"""

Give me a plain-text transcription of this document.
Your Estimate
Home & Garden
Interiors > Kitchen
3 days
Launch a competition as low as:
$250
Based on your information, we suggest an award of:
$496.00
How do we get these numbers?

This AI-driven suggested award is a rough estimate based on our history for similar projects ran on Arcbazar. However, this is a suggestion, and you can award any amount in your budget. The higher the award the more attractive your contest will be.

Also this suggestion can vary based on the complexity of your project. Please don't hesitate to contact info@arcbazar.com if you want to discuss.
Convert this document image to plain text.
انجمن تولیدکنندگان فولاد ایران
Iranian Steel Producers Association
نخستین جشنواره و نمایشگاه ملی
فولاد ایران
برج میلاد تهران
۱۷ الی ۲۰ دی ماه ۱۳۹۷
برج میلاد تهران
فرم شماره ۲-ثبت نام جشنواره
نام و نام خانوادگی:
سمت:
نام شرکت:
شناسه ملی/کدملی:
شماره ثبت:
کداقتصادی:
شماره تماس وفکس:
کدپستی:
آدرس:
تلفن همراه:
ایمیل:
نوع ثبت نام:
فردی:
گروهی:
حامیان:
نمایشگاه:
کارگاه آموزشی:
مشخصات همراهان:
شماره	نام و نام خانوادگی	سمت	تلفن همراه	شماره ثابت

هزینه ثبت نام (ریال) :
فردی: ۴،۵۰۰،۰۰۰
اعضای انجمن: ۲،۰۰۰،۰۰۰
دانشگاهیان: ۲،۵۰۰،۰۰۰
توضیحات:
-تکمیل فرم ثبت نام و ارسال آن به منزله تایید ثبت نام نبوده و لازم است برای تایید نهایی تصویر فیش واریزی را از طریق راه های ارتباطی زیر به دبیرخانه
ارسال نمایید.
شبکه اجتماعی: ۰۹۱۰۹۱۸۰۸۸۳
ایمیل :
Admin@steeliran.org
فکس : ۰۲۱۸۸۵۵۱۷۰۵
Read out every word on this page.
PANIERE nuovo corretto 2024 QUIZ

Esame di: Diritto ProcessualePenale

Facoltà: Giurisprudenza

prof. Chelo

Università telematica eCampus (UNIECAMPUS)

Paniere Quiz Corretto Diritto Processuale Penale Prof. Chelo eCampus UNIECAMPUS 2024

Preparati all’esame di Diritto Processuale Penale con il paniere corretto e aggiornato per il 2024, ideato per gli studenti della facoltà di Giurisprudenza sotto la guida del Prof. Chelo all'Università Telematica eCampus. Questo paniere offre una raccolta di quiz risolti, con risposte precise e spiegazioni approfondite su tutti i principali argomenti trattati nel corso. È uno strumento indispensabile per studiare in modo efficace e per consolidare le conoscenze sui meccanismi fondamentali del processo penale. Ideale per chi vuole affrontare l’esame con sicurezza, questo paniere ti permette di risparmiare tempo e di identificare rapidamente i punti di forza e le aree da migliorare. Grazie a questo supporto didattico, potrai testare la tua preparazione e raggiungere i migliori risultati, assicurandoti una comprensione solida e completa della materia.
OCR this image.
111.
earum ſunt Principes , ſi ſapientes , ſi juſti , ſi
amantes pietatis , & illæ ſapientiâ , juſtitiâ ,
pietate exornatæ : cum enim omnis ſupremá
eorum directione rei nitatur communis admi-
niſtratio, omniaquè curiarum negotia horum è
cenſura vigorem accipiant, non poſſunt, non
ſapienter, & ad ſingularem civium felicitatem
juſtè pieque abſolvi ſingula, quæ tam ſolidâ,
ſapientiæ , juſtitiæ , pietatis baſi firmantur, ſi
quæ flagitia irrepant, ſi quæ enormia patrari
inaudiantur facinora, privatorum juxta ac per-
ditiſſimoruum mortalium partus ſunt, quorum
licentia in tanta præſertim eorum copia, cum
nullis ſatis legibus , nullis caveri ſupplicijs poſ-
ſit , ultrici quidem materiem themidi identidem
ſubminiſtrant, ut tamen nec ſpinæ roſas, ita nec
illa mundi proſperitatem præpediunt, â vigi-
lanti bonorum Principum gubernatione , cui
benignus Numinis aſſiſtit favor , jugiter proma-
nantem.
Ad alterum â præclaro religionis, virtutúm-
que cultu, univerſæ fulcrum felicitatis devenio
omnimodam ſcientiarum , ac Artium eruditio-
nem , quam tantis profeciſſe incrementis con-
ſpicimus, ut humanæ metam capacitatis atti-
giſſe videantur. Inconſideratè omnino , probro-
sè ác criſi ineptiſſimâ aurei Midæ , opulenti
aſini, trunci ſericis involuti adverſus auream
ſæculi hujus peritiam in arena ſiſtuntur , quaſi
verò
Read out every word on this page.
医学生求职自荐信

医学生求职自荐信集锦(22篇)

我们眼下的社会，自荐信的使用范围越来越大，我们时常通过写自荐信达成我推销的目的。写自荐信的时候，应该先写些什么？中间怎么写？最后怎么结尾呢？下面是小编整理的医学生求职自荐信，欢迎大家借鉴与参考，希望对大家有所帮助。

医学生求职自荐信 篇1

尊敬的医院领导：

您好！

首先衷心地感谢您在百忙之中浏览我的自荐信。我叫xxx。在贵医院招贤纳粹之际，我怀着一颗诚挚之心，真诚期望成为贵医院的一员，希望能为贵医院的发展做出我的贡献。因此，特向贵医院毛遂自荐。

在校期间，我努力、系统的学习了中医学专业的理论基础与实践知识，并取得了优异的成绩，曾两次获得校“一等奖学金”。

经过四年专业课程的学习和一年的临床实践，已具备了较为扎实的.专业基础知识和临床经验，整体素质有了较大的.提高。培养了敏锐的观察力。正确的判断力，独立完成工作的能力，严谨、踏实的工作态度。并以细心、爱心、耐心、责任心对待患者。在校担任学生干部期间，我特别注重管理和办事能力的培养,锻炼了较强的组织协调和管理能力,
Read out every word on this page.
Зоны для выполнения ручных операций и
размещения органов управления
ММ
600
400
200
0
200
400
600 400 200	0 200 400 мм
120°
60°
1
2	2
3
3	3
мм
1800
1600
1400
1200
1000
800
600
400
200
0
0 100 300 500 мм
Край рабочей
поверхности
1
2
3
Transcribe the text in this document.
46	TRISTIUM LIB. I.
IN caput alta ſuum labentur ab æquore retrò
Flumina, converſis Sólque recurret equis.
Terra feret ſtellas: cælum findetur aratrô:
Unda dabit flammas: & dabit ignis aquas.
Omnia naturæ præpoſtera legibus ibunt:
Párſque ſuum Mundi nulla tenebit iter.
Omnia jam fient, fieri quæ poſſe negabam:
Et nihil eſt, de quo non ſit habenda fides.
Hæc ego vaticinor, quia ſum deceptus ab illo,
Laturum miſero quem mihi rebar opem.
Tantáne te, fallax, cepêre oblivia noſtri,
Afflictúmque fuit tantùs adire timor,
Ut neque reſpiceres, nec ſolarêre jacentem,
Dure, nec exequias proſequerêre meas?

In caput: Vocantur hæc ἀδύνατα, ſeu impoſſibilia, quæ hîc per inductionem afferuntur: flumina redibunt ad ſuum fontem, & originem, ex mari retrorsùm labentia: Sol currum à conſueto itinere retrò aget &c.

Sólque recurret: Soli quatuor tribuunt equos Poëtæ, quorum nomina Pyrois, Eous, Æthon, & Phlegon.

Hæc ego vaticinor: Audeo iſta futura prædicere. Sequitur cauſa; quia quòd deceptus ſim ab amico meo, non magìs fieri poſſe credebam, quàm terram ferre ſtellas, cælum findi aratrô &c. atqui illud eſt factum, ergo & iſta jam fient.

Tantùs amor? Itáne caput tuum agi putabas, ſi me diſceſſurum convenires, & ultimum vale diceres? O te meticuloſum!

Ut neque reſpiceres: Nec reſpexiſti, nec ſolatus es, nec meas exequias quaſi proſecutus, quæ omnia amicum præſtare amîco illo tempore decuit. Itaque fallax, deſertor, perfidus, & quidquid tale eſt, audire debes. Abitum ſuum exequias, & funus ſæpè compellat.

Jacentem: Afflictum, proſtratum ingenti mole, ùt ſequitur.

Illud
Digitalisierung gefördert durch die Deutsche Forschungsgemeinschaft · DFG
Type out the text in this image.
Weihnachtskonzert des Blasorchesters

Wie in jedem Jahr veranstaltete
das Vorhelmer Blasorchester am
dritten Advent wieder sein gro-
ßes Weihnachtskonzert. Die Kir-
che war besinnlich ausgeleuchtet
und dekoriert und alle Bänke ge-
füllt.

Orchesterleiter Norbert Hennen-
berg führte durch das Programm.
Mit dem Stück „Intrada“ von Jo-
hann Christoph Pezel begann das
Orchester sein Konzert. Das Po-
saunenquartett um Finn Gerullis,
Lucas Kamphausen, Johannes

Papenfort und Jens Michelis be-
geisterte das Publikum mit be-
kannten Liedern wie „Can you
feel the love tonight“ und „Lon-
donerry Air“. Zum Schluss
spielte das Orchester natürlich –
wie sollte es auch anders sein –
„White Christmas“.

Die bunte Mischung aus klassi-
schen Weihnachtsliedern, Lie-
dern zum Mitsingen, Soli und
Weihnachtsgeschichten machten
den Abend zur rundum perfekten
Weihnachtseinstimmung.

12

"""

What you will do: Every line from the one holding "Type out the text in this image." through the final line of the listing must be echoed exactly; leave out all other lines.

Exercise solution:
Type out the text in this image.
Weihnachtskonzert des Blasorchesters

Wie in jedem Jahr veranstaltete
das Vorhelmer Blasorchester am
dritten Advent wieder sein gro-
ßes Weihnachtskonzert. Die Kir-
che war besinnlich ausgeleuchtet
und dekoriert und alle Bänke ge-
füllt.

Orchesterleiter Norbert Hennen-
berg führte durch das Programm.
Mit dem Stück „Intrada“ von Jo-
hann Christoph Pezel begann das
Orchester sein Konzert. Das Po-
saunenquartett um Finn Gerullis,
Lucas Kamphausen, Johannes

Papenfort und Jens Michelis be-
geisterte das Publikum mit be-
kannten Liedern wie „Can you
feel the love tonight“ und „Lon-
donerry Air“. Zum Schluss
spielte das Orchester natürlich –
wie sollte es auch anders sein –
„White Christmas“.

Die bunte Mischung aus klassi-
schen Weihnachtsliedern, Lie-
dern zum Mitsingen, Soli und
Weihnachtsgeschichten machten
den Abend zur rundum perfekten
Weihnachtseinstimmung.

12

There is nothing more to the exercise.